▶ _What is needed_
Exclude any images and output the remaining records exactly.
◆ ◆ ◆ ◆ ◆
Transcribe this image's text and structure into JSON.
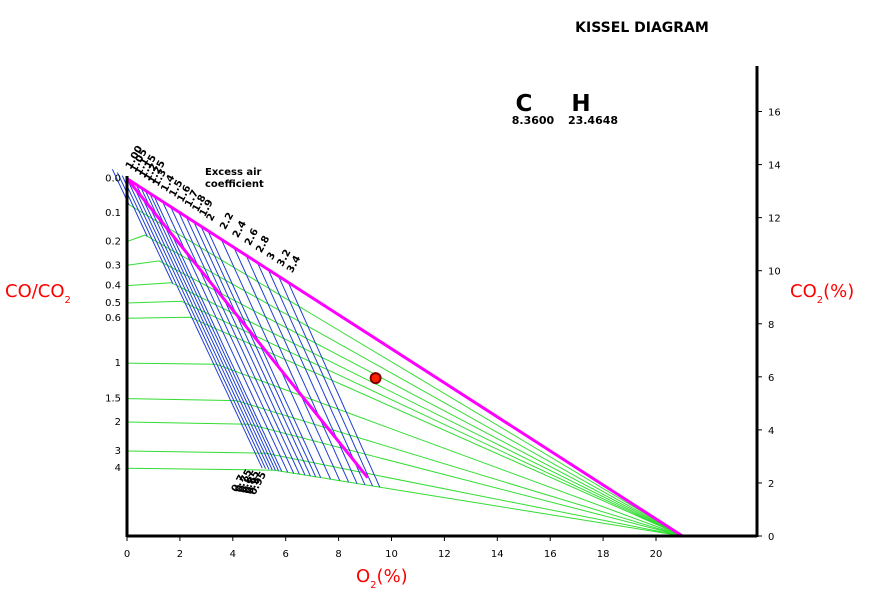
{
  "chart_data": {
    "type": "line",
    "title": "KISSEL DIAGRAM",
    "fuel": {
      "c_label": "C",
      "h_label": "H",
      "c_value": "8.3600",
      "h_value": "23.4648"
    },
    "xlabel_main": "O",
    "xlabel_sub": "2",
    "xlabel_unit": "(%)",
    "ylabel_right_main": "CO",
    "ylabel_right_sub": "2",
    "ylabel_right_unit": "(%)",
    "ylabel_left_main": "CO/CO",
    "ylabel_left_sub": "2",
    "xlim": [
      0,
      23.7
    ],
    "ylim": [
      0,
      17.8
    ],
    "x_ticks": [
      "0",
      "2",
      "4",
      "6",
      "8",
      "10",
      "12",
      "14",
      "16",
      "18",
      "20"
    ],
    "y_ticks_right": [
      "0",
      "2",
      "4",
      "6",
      "8",
      "10",
      "12",
      "14",
      "16"
    ],
    "ratio_labels": [
      "0.0",
      "0.1",
      "0.2",
      "0.3",
      "0.4",
      "0.5",
      "0.6",
      "1",
      "1.5",
      "2",
      "3",
      "4"
    ],
    "ratio_values": [
      0.0,
      0.1,
      0.2,
      0.3,
      0.4,
      0.5,
      0.6,
      1,
      1.5,
      2,
      3,
      4
    ],
    "excess_air_title": [
      "Excess air",
      "coefficient"
    ],
    "excess_air_labels": [
      "1.00",
      "1.05",
      "1.1",
      "1.15",
      "1.2",
      "1.25",
      "1.3",
      "1.4",
      "1.5",
      "1.6",
      "1.7",
      "1.8",
      "1.9",
      "2",
      "2.2",
      "2.4",
      "2.6",
      "2.8",
      "3",
      "3.2",
      "3.4"
    ],
    "excess_air_values": [
      1.0,
      1.05,
      1.1,
      1.15,
      1.2,
      1.25,
      1.3,
      1.4,
      1.5,
      1.6,
      1.7,
      1.8,
      1.9,
      2.0,
      2.2,
      2.4,
      2.6,
      2.8,
      3.0,
      3.2,
      3.4
    ],
    "sub_air_labels": [
      "0.7",
      "0.75",
      "0.8",
      "0.85",
      "0.9",
      "0.95"
    ],
    "sub_air_values": [
      0.7,
      0.75,
      0.8,
      0.85,
      0.9,
      0.95
    ],
    "co2_max": 13.47,
    "o2_max": 21.0,
    "stoich_line_end": {
      "o2": 9.1,
      "co2": 2.2
    },
    "measurement_point": {
      "o2": 9.4,
      "co2": 5.95
    },
    "colors": {
      "envelope": "#ff00ff",
      "excess_air_lines": "#1f3fcf",
      "ratio_lines": "#33dd33",
      "point_fill": "#ff2200",
      "point_stroke": "#800000",
      "axis_label": "#ff0000"
    }
  }
}
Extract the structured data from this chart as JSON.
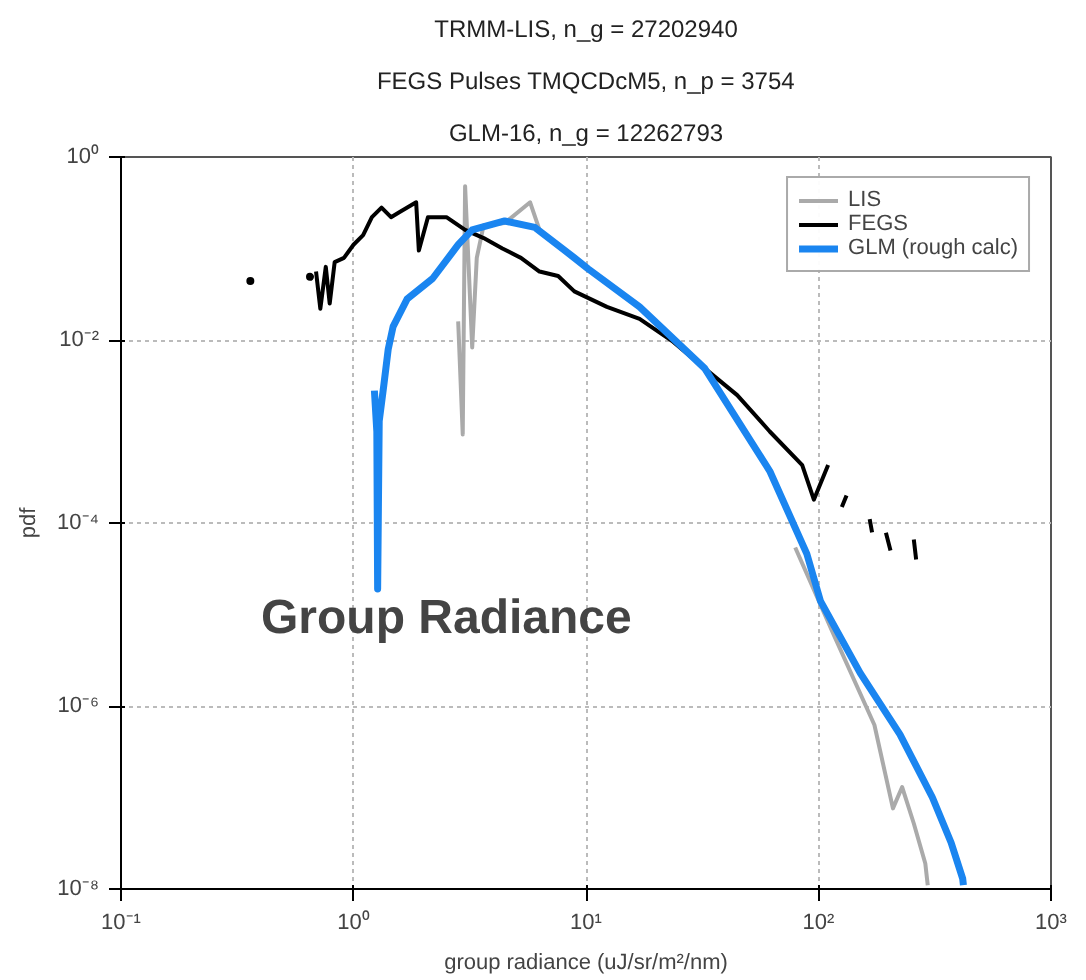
{
  "chart_data": {
    "type": "line",
    "title": [
      "TRMM-LIS, n_g = 27202940",
      "FEGS Pulses TMQCDcM5, n_p = 3754",
      "GLM-16, n_g = 12262793"
    ],
    "xlabel": "group radiance (uJ/sr/m²/nm)",
    "ylabel": "pdf",
    "log": "xy",
    "grid": true,
    "legend": "top right",
    "xlim": [
      0.1,
      1000
    ],
    "ylim": [
      1e-08,
      1
    ],
    "xticks": [
      {
        "value": 0.1,
        "label": "10⁻¹"
      },
      {
        "value": 1,
        "label": "10⁰"
      },
      {
        "value": 10,
        "label": "10¹"
      },
      {
        "value": 100,
        "label": "10²"
      },
      {
        "value": 1000,
        "label": "10³"
      }
    ],
    "yticks": [
      {
        "value": 1e-08,
        "label": "10⁻⁸"
      },
      {
        "value": 1e-06,
        "label": "10⁻⁶"
      },
      {
        "value": 0.0001,
        "label": "10⁻⁴"
      },
      {
        "value": 0.01,
        "label": "10⁻²"
      },
      {
        "value": 1,
        "label": "10⁰"
      }
    ],
    "annotations": [
      "Group Radiance"
    ],
    "series": [
      {
        "name": "LIS",
        "color": "#aaaaaa",
        "x": [
          2.82,
          2.95,
          3.02,
          3.24,
          3.39,
          3.63,
          4.47,
          5.75,
          6.31,
          8.91,
          17.0,
          32.4,
          61.7,
          79.4,
          117,
          174,
          209,
          229,
          257,
          288,
          295
        ],
        "values": [
          0.016,
          0.00093,
          0.48,
          0.0083,
          0.079,
          0.18,
          0.19,
          0.32,
          0.16,
          null,
          null,
          null,
          null,
          5.4e-05,
          5.8e-06,
          6.2e-07,
          7.6e-08,
          1.3e-07,
          5.2e-08,
          1.9e-08,
          1.1e-08
        ]
      },
      {
        "name": "FEGS",
        "color": "#000000",
        "x": [
          0.69,
          0.72,
          0.76,
          0.79,
          0.83,
          0.91,
          1.0,
          1.1,
          1.2,
          1.32,
          1.45,
          1.58,
          1.86,
          1.91,
          2.09,
          2.51,
          3.02,
          3.63,
          4.37,
          5.25,
          6.31,
          7.59,
          8.91,
          12.3,
          17.0,
          23.4,
          32.4,
          44.7,
          61.7,
          85.1,
          95.5,
          110,
          115,
          126,
          132,
          150,
          166,
          170,
          185,
          195,
          204,
          230,
          257,
          263
        ],
        "values": [
          0.056,
          0.022,
          0.063,
          0.025,
          0.071,
          0.079,
          0.11,
          0.14,
          0.22,
          0.28,
          0.22,
          0.25,
          0.32,
          0.095,
          0.22,
          0.22,
          0.16,
          0.13,
          0.1,
          0.079,
          0.056,
          0.05,
          0.034,
          0.023,
          0.017,
          0.0098,
          0.0049,
          0.0025,
          0.001,
          0.00043,
          0.00018,
          0.00043,
          null,
          0.00015,
          0.0002,
          null,
          0.00011,
          7.9e-05,
          null,
          7.8e-05,
          5e-05,
          null,
          6.6e-05,
          4e-05
        ]
      },
      {
        "type": "scatter",
        "color": "#000000",
        "marker": "circle",
        "x": [
          0.36,
          0.65
        ],
        "values": [
          0.044,
          0.049
        ]
      },
      {
        "name": "GLM (rough calc)",
        "color": "#1a85f0",
        "x": [
          1.23,
          1.26,
          1.27,
          1.29,
          1.35,
          1.41,
          1.48,
          1.7,
          2.19,
          2.82,
          3.24,
          4.47,
          6.03,
          8.91,
          10.2,
          17.0,
          32.4,
          61.7,
          89.1,
          102,
          151,
          224,
          309,
          372,
          417,
          420
        ],
        "values": [
          0.0028,
          0.001,
          1.9e-05,
          0.0013,
          0.0032,
          0.0079,
          0.014,
          0.028,
          0.047,
          0.11,
          0.16,
          0.2,
          0.17,
          0.079,
          0.06,
          0.023,
          0.0049,
          0.00037,
          4.6e-05,
          1.4e-05,
          2.3e-06,
          4.9e-07,
          1e-07,
          3.2e-08,
          1.3e-08,
          1.1e-08
        ]
      }
    ]
  }
}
◆ ◆ ◆ ◆ ◆
▶ _Written response_
Transcribe this image's text and structure into JSON.
{
  "chart_data": {
    "type": "line",
    "title": "KISSEL DIAGRAM",
    "fuel": {
      "c_label": "C",
      "h_label": "H",
      "c_value": "8.3600",
      "h_value": "23.4648"
    },
    "xlabel_main": "O",
    "xlabel_sub": "2",
    "xlabel_unit": "(%)",
    "ylabel_right_main": "CO",
    "ylabel_right_sub": "2",
    "ylabel_right_unit": "(%)",
    "ylabel_left_main": "CO/CO",
    "ylabel_left_sub": "2",
    "xlim": [
      0,
      23.7
    ],
    "ylim": [
      0,
      17.8
    ],
    "x_ticks": [
      "0",
      "2",
      "4",
      "6",
      "8",
      "10",
      "12",
      "14",
      "16",
      "18",
      "20"
    ],
    "y_ticks_right": [
      "0",
      "2",
      "4",
      "6",
      "8",
      "10",
      "12",
      "14",
      "16"
    ],
    "ratio_labels": [
      "0.0",
      "0.1",
      "0.2",
      "0.3",
      "0.4",
      "0.5",
      "0.6",
      "1",
      "1.5",
      "2",
      "3",
      "4"
    ],
    "ratio_values": [
      0.0,
      0.1,
      0.2,
      0.3,
      0.4,
      0.5,
      0.6,
      1,
      1.5,
      2,
      3,
      4
    ],
    "excess_air_title": [
      "Excess air",
      "coefficient"
    ],
    "excess_air_labels": [
      "1.00",
      "1.05",
      "1.1",
      "1.15",
      "1.2",
      "1.25",
      "1.3",
      "1.4",
      "1.5",
      "1.6",
      "1.7",
      "1.8",
      "1.9",
      "2",
      "2.2",
      "2.4",
      "2.6",
      "2.8",
      "3",
      "3.2",
      "3.4"
    ],
    "excess_air_values": [
      1.0,
      1.05,
      1.1,
      1.15,
      1.2,
      1.25,
      1.3,
      1.4,
      1.5,
      1.6,
      1.7,
      1.8,
      1.9,
      2.0,
      2.2,
      2.4,
      2.6,
      2.8,
      3.0,
      3.2,
      3.4
    ],
    "sub_air_labels": [
      "0.7",
      "0.75",
      "0.8",
      "0.85",
      "0.9",
      "0.95"
    ],
    "sub_air_values": [
      0.7,
      0.75,
      0.8,
      0.85,
      0.9,
      0.95
    ],
    "co2_max": 13.47,
    "o2_max": 21.0,
    "stoich_line_end": {
      "o2": 9.1,
      "co2": 2.2
    },
    "measurement_point": {
      "o2": 9.4,
      "co2": 5.95
    },
    "colors": {
      "envelope": "#ff00ff",
      "excess_air_lines": "#1f3fcf",
      "ratio_lines": "#33dd33",
      "point_fill": "#ff2200",
      "point_stroke": "#800000",
      "axis_label": "#ff0000"
    }
  }
}
Extract the structured data from this chart as JSON.
{
  "chart_data": {
    "type": "line",
    "title": [
      "TRMM-LIS, n_g = 27202940",
      "FEGS Pulses TMQCDcM5, n_p = 3754",
      "GLM-16, n_g = 12262793"
    ],
    "xlabel": "group radiance (uJ/sr/m²/nm)",
    "ylabel": "pdf",
    "log": "xy",
    "grid": true,
    "legend": "top right",
    "xlim": [
      0.1,
      1000
    ],
    "ylim": [
      1e-08,
      1
    ],
    "xticks": [
      {
        "value": 0.1,
        "label": "10⁻¹"
      },
      {
        "value": 1,
        "label": "10⁰"
      },
      {
        "value": 10,
        "label": "10¹"
      },
      {
        "value": 100,
        "label": "10²"
      },
      {
        "value": 1000,
        "label": "10³"
      }
    ],
    "yticks": [
      {
        "value": 1e-08,
        "label": "10⁻⁸"
      },
      {
        "value": 1e-06,
        "label": "10⁻⁶"
      },
      {
        "value": 0.0001,
        "label": "10⁻⁴"
      },
      {
        "value": 0.01,
        "label": "10⁻²"
      },
      {
        "value": 1,
        "label": "10⁰"
      }
    ],
    "annotations": [
      "Group Radiance"
    ],
    "series": [
      {
        "name": "LIS",
        "color": "#aaaaaa",
        "x": [
          2.82,
          2.95,
          3.02,
          3.24,
          3.39,
          3.63,
          4.47,
          5.75,
          6.31,
          8.91,
          17.0,
          32.4,
          61.7,
          79.4,
          117,
          174,
          209,
          229,
          257,
          288,
          295
        ],
        "values": [
          0.016,
          0.00093,
          0.48,
          0.0083,
          0.079,
          0.18,
          0.19,
          0.32,
          0.16,
          null,
          null,
          null,
          null,
          5.4e-05,
          5.8e-06,
          6.2e-07,
          7.6e-08,
          1.3e-07,
          5.2e-08,
          1.9e-08,
          1.1e-08
        ]
      },
      {
        "name": "FEGS",
        "color": "#000000",
        "x": [
          0.69,
          0.72,
          0.76,
          0.79,
          0.83,
          0.91,
          1.0,
          1.1,
          1.2,
          1.32,
          1.45,
          1.58,
          1.86,
          1.91,
          2.09,
          2.51,
          3.02,
          3.63,
          4.37,
          5.25,
          6.31,
          7.59,
          8.91,
          12.3,
          17.0,
          23.4,
          32.4,
          44.7,
          61.7,
          85.1,
          95.5,
          110,
          115,
          126,
          132,
          150,
          166,
          170,
          185,
          195,
          204,
          230,
          257,
          263
        ],
        "values": [
          0.056,
          0.022,
          0.063,
          0.025,
          0.071,
          0.079,
          0.11,
          0.14,
          0.22,
          0.28,
          0.22,
          0.25,
          0.32,
          0.095,
          0.22,
          0.22,
          0.16,
          0.13,
          0.1,
          0.079,
          0.056,
          0.05,
          0.034,
          0.023,
          0.017,
          0.0098,
          0.0049,
          0.0025,
          0.001,
          0.00043,
          0.00018,
          0.00043,
          null,
          0.00015,
          0.0002,
          null,
          0.00011,
          7.9e-05,
          null,
          7.8e-05,
          5e-05,
          null,
          6.6e-05,
          4e-05
        ]
      },
      {
        "type": "scatter",
        "color": "#000000",
        "marker": "circle",
        "x": [
          0.36,
          0.65
        ],
        "values": [
          0.044,
          0.049
        ]
      },
      {
        "name": "GLM (rough calc)",
        "color": "#1a85f0",
        "x": [
          1.23,
          1.26,
          1.27,
          1.29,
          1.35,
          1.41,
          1.48,
          1.7,
          2.19,
          2.82,
          3.24,
          4.47,
          6.03,
          8.91,
          10.2,
          17.0,
          32.4,
          61.7,
          89.1,
          102,
          151,
          224,
          309,
          372,
          417,
          420
        ],
        "values": [
          0.0028,
          0.001,
          1.9e-05,
          0.0013,
          0.0032,
          0.0079,
          0.014,
          0.028,
          0.047,
          0.11,
          0.16,
          0.2,
          0.17,
          0.079,
          0.06,
          0.023,
          0.0049,
          0.00037,
          4.6e-05,
          1.4e-05,
          2.3e-06,
          4.9e-07,
          1e-07,
          3.2e-08,
          1.3e-08,
          1.1e-08
        ]
      }
    ]
  }
}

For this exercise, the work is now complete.